Extract provided:
Greg Cochran pointed out something that I’d been considering about the MacArthur et al. paper: if the average human (OK, non-African human) has ~100 loss-of-function variants, then the standard deviation should be ~10. That’s because the distribution is presumably poisson, and variance = mean, and the square root of the of the variance (~100) is the standard deviation (~10). In plainer English there should be a substantial variation in the number of loss-of-function variants within a population, and across siblings. Though by definition these loss-of-function variants don’t kill you, in general there is the assumption that this class of mutants does exhibit some fitness drag (e.g., the fitness of a heterozygote for a variant which is lethal as a homozygote genotype may be ~0.90). A quick back of the envelope calculation implies to me that there is a 1 out of several hundreds of thousands probability that two siblings may exhibit a range of 60 loss-function-variants. But a 40 unit gap is more like a 1 out of one thousand chance.
This variance in mutational load has been the hobby-horse of intellectuals for a while now. Armand Leroi suggested that it correlated with beauty. Geoffrey Miller with intelligence. In the near future presumably we’ll get to see if there’s anything real in this. And obviously we don’t need to leave it to scientists. We’ll all know the summary statistics about own genomes, and probably be able to intuit rough patterns…if they exist.
Razib Khan’s degrees are in biochemistry and biology. He has blogged about genetics since 2002, previously worked in software development, is an Unz Foundation Junior Fellow and lives in the western US. He loves habaneros.
February 22nd, 2012 at 9:33 am
poisson
I don’t trust WP, so to verify: Poisson is used for mutations _____.
A) Usually, general case?
B) In studies like this, because they cast a wide net?
C) ?
February 22nd, 2012 at 1:58 pm
#1, low frequency event. my understanding is that usually in biology it *underestimates* variation. also, they might have the real distribution in their sample in the supps. didn’t check.
February 23rd, 2012 at 9:01 am
Do the calculations take into account the fact that the sibling rates are correlated? The distribution of a difference of independent Poissons is a Skeelen distribution which is probably close to a normal in your example. Siblings though should be correlated right?

Data provided:

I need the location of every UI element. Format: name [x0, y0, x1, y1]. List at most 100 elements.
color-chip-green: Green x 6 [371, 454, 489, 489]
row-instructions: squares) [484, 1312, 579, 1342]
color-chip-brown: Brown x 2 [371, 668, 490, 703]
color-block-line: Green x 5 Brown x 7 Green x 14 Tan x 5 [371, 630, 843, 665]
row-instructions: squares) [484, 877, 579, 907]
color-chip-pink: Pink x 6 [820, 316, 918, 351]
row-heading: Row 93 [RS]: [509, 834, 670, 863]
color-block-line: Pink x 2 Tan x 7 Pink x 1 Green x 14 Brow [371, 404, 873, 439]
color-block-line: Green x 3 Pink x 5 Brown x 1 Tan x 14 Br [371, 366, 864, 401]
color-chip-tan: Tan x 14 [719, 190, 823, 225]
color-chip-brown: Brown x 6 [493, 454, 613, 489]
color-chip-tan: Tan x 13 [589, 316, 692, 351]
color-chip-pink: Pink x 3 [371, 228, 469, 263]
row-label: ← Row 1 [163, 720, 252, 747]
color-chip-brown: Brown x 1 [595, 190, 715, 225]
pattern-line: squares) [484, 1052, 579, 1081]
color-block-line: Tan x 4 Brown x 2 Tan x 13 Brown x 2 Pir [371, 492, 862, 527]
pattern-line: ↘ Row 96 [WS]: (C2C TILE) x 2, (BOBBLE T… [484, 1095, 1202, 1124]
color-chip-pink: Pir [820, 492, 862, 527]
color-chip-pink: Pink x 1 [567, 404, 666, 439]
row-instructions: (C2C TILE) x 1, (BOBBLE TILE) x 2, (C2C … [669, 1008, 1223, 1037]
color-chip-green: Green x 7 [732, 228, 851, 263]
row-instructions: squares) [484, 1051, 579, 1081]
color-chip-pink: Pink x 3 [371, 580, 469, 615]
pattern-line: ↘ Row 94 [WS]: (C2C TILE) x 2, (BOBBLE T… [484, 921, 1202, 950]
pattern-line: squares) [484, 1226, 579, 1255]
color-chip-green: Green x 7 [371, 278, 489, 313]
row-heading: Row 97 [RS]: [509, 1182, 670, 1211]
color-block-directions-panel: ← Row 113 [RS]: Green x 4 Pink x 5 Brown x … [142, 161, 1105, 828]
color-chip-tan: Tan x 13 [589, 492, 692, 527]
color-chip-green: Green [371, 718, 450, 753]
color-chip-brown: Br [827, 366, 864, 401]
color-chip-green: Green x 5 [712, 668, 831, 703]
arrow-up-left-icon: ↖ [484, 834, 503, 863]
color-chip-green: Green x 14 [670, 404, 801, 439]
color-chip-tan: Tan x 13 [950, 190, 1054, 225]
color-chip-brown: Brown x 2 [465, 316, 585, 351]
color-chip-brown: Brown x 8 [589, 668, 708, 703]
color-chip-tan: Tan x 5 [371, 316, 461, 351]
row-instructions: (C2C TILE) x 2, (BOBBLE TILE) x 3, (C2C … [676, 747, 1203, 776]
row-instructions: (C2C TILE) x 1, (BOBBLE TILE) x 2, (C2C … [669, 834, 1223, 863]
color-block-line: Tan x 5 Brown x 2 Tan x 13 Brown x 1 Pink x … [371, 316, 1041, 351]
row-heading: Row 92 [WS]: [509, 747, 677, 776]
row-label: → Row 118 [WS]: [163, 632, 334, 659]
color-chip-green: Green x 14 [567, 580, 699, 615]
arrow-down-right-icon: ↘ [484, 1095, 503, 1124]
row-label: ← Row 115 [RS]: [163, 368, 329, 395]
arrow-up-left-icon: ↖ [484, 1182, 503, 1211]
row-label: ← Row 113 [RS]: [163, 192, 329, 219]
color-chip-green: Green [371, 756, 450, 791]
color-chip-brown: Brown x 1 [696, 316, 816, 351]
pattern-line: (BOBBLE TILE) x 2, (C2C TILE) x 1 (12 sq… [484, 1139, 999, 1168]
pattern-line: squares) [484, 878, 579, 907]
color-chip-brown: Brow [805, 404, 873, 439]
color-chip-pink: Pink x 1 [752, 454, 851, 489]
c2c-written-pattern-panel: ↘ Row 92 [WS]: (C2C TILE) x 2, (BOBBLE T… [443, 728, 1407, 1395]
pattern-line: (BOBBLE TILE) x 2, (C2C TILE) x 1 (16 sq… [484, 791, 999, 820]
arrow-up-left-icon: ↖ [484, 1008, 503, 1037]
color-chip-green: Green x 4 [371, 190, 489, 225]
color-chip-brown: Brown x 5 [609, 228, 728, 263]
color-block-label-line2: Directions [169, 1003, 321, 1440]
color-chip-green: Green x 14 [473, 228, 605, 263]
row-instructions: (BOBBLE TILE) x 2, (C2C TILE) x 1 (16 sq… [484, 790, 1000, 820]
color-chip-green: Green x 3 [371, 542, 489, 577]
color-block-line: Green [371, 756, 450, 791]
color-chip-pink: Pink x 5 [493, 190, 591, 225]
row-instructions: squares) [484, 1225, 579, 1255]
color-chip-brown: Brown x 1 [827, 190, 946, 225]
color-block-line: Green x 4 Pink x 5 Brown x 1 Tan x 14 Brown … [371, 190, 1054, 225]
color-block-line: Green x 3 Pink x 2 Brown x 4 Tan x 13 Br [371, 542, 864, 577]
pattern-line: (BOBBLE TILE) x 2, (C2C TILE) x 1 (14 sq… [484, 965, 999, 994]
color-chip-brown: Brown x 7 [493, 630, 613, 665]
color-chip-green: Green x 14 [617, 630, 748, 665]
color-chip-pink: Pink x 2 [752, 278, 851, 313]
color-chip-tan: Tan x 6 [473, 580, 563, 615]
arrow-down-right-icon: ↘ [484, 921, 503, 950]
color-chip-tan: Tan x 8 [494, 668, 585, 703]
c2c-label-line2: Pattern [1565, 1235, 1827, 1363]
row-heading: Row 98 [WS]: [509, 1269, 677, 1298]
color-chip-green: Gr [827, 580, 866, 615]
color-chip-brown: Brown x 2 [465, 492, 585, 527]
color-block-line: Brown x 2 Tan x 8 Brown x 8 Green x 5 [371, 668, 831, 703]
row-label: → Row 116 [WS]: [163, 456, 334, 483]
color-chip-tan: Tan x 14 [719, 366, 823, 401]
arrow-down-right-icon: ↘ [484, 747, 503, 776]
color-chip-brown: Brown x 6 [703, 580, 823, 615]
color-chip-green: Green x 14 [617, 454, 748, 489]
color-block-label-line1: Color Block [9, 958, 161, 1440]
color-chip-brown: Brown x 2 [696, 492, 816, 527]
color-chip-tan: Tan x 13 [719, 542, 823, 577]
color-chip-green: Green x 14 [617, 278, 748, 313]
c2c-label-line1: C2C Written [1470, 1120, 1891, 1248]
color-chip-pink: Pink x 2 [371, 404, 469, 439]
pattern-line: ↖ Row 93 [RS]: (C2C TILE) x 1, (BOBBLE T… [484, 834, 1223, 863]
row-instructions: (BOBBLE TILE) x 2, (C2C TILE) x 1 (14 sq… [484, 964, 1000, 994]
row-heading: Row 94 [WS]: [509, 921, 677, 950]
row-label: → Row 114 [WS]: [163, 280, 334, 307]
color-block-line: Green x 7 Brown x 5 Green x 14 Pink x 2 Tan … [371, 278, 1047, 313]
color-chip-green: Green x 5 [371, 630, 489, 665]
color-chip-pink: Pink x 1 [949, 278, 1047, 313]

Activity list:
a: In the post on loss-of-function variants, what standard deviation is expected if the average human carries about 100 such variants?
b: Repeat the part of the post on loss-of-function variants that opens with the words containing "Razib Khan’s degrees" and closes with "supps. didn’t check.".

Task-by-task outputs:
a: About 10.

b:
Razib Khan’s degrees are in biochemistry and biology. He has blogged about genetics since 2002, previously worked in software development, is an Unz Foundation Junior Fellow and lives in the western US. He loves habaneros.
February 22nd, 2012 at 9:33 am
poisson
I don’t trust WP, so to verify: Poisson is used for mutations _____.
A) Usually, general case?
B) In studies like this, because they cast a wide net?
C) ?
February 22nd, 2012 at 1:58 pm
#1, low frequency event. my understanding is that usually in biology it *underestimates* variation. also, they might have the real distribution in their sample in the supps. didn’t check.